**Stated goal**: Pictures don't belong in the copy; print all the records exactly.

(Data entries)
+++
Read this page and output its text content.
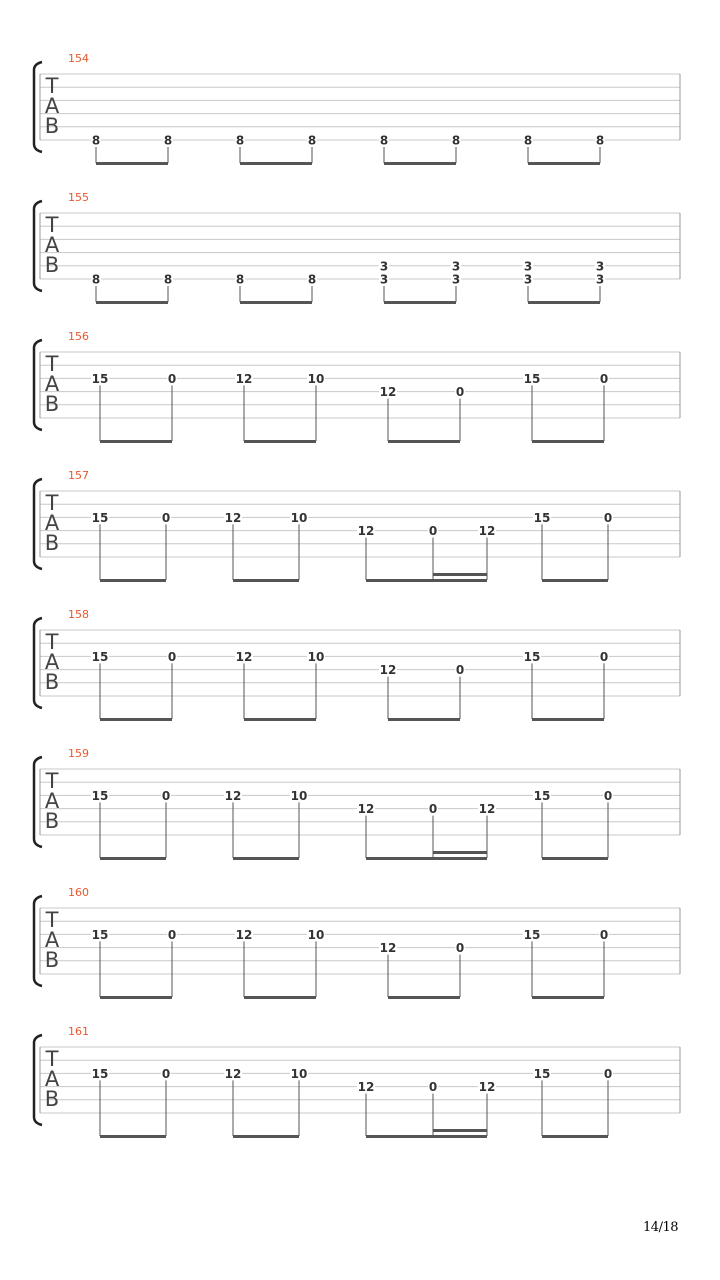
T
A
B
154
8	8	8	8	8	8	8	8
T
A
B
155
8	8	8	8
3
3
3
3
3
3
3
3
T
A
B
156
15	0	12	10
12	0
15	0
T
A
B
157
15	0	12	10
12	0	12
15	0
T
A
B
158
15	0	12	10
12	0
15	0
T
A
B
159
15	0	12	10
12	0	12
15	0
T
A
B
160
15	0	12	10
12	0
15	0
T
A
B
161
15	0	12	10
12	0	12
15	0
14/18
+++
**Solution for this problem**:
Read this page and output its text content.
T
A
B
154
8	8	8	8	8	8	8	8
T
A
B
155
8	8	8	8
3
3
3
3
3
3
3
3
T
A
B
156
15	0	12	10
12	0
15	0
T
A
B
157
15	0	12	10
12	0	12
15	0
T
A
B
158
15	0	12	10
12	0
15	0
T
A
B
159
15	0	12	10
12	0	12
15	0
T
A
B
160
15	0	12	10
12	0
15	0
T
A
B
161
15	0	12	10
12	0	12
15	0
14/18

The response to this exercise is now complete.